- _ЗАДАНИЕ A_
Почему, согласно фрагменту «Колыбельная для кошки», Котовская проводит большую часть жизни, раздираемая любопытством? Ответьте в одном–трех предложениях.
- _ЗАДАНИЕ B_
Приведите все строки данных, где встречается строка «title», с учетом регистра.

- _ФРАГМЕНТ ТЕКСТА_
□ □ □ □ □ □ □

Колыбельная для кошки
Котовская, котенок, принадлежит к довольно распространенному типу любопытных паникеров: ей интересно все на свете, и одновременно все на свете вызывает у нее тревогу, обычно неодолимую.
Котенок Котовская интересуется жизнью улицы – до тех пор, пока не попадает на эту самую улицу, на руках или в переноске, без разницы, она приходит в ужас и начинает панически орать. Да так, что трава на соседском газоне чернеет.
К тому же, Котовская, увесистый котенок, состоит примерно из семи килограммов отборной кошатины. А я не люблю носить тяжести, хотя жизнь, надо отдать ей должное, не раз пыталась приохотить меня к этому занятию. Но хрен ей. В смысле, вотще.
Все это я к тому, что носить Котовскую, котенка гулять на улицу нема дурных. Поэтому большую часть своей жизни она проводит, раздираемая любопытством: что там, за окном, далеко-далеко? И вообще везде.
Поэтому иногда я беру котенка Котовскую на колени, кладу руку на ее пятнисто-полосатую башку и медленно, сосредоточенно вспоминаю сегодняшний путь из дома: большую лужу, трещины на асфальте, какие-то желтые цветы, серого дворового кота – на этом месте Котовская обычно возмущенно орет, она очень ревнивое существо. Быстро сворачиваю кота, вспоминаю припаркованные у края дороги автомобили, ветеринарную аптеку – да не дергайся так, ты, балбеска, я же там покупаю твой самый любимый корм! – сломанные недавним ураганом липовые ветки на тротуаре, снова лужу, еще раз лужу, белые флоксы у низкого проволочного забора, и опять лужу, у нас сейчас очень много луж.
Котовская, котенок, успокаивается у меня на коленях, благо других ветеринарных аптек по дороге не было, всех посторонних котов быстренько вымарала моя внутренняя цензура, а флоксы, деревья и лужи – именно то, что надо, та самая информация, которой она ждала. Так и знала, – думает Котовская, толстый оптимистический котенок, – что мир в основном состоит из съедобного и прекрасного, не надо его бояться, ура. И засыпает счастливая.
(Такое позитивное мышление, впрочем, совершенно не отменяет того факта, что во время следующего выхода на улицу, в переноске, удачно символизирующей всю эту вашу так называемую «реальную жизнь», Котовская снова впадет в панику и будет орать так громко, что трава вокруг почернеет. Но с позитивным мышлением вечно так.)
Консерватизм (конформизм, традиционализм; ай, ладно, много чести все головы этой гидры по именам величать), который с каких-то хренов считается чуть ли не основным признаком зрелости, на самом деле просто признак упадка сил. Собственно, именно с этих хренов он признаком зрелости и считается: закончились дармовые юношеские гормоны, человек ослаб, организм перешел в режим экономии энергии, а уважать себя человеку хочется, поэтому к режиму экономии энергии подшиваются оправдывающие его так называемые «убеждения», все.

□ □ □ □ □ □ □

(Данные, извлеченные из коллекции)
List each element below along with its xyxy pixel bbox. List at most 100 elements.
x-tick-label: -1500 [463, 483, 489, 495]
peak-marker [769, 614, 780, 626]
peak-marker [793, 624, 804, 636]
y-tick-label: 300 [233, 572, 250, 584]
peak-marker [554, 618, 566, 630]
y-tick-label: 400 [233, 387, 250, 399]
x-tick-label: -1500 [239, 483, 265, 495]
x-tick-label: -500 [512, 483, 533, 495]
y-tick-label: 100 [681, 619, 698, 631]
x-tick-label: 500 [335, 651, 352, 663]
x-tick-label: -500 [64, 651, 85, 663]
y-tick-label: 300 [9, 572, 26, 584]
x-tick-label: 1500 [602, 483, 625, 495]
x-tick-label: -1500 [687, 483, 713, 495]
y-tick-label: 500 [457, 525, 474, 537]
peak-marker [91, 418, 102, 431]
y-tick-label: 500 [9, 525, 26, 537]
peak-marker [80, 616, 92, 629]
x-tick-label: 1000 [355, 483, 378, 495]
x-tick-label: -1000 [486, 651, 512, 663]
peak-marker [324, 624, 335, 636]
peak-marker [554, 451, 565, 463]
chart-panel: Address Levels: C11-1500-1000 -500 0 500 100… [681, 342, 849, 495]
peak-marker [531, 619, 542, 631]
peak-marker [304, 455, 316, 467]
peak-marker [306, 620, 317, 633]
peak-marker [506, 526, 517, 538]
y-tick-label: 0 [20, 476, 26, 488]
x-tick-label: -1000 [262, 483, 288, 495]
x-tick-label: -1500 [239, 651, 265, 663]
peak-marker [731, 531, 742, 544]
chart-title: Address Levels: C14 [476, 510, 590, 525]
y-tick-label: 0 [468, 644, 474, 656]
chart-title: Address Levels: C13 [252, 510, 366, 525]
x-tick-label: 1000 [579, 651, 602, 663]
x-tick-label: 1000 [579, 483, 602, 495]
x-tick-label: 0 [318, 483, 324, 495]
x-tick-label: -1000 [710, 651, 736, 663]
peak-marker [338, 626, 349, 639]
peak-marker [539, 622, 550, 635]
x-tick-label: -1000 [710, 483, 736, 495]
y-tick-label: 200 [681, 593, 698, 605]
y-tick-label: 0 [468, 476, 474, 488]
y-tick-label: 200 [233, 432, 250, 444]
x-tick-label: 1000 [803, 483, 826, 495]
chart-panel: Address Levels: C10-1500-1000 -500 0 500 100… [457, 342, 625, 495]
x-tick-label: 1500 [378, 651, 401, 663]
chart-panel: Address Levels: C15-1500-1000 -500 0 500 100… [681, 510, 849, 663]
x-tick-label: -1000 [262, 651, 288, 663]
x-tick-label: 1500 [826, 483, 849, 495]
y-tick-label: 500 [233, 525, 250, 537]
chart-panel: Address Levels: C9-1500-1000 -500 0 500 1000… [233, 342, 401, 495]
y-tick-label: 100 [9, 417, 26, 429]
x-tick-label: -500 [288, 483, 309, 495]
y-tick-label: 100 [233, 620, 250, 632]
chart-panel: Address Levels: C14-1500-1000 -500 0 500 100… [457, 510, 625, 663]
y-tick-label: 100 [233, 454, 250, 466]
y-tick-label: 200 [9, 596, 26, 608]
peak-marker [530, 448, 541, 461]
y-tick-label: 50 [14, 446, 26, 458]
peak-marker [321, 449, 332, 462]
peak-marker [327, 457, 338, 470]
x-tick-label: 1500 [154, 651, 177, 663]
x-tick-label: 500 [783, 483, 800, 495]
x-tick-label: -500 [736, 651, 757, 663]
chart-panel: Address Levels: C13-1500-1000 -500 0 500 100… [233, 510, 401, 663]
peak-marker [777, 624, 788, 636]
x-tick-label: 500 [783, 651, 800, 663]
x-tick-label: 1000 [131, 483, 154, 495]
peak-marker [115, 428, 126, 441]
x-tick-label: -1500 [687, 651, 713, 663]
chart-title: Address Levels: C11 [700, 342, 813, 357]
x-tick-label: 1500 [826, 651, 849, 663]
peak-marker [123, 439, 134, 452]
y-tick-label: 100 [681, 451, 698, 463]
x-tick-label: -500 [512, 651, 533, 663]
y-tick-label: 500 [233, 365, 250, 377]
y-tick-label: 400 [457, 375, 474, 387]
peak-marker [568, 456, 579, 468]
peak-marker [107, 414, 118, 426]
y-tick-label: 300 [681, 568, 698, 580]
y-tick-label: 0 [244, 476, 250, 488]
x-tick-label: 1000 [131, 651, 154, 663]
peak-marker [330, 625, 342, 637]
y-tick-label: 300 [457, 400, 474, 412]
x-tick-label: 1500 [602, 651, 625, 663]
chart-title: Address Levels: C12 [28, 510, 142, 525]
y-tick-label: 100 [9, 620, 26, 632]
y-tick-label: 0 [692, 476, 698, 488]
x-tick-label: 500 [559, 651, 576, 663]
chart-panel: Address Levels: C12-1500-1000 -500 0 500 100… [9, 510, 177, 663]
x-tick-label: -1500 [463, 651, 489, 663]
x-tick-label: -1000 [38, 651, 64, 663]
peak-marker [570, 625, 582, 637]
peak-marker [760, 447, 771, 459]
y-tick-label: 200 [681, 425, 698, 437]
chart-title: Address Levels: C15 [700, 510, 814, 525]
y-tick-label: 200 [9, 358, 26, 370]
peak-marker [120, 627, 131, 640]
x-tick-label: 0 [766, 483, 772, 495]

□ □ □ □ □ □ □

- _ПОЛНЫЙ ОТВЕТ A_
Носить ее гулять на улицу невозможно. На улице, на руках или в переноске, она приходит в ужас и панически орет, к тому же весит около семи килограммов, а тот, кто рассказывает, не любит носить тяжести. Поэтому ей остается лишь гадать, что там, за окном.

- _ПОЛНЫЙ ОТВЕТ B_
chart-title: Address Levels: C14 [476, 510, 590, 525]
chart-title: Address Levels: C13 [252, 510, 366, 525]
chart-title: Address Levels: C11 [700, 342, 813, 357]
chart-title: Address Levels: C12 [28, 510, 142, 525]
chart-title: Address Levels: C15 [700, 510, 814, 525]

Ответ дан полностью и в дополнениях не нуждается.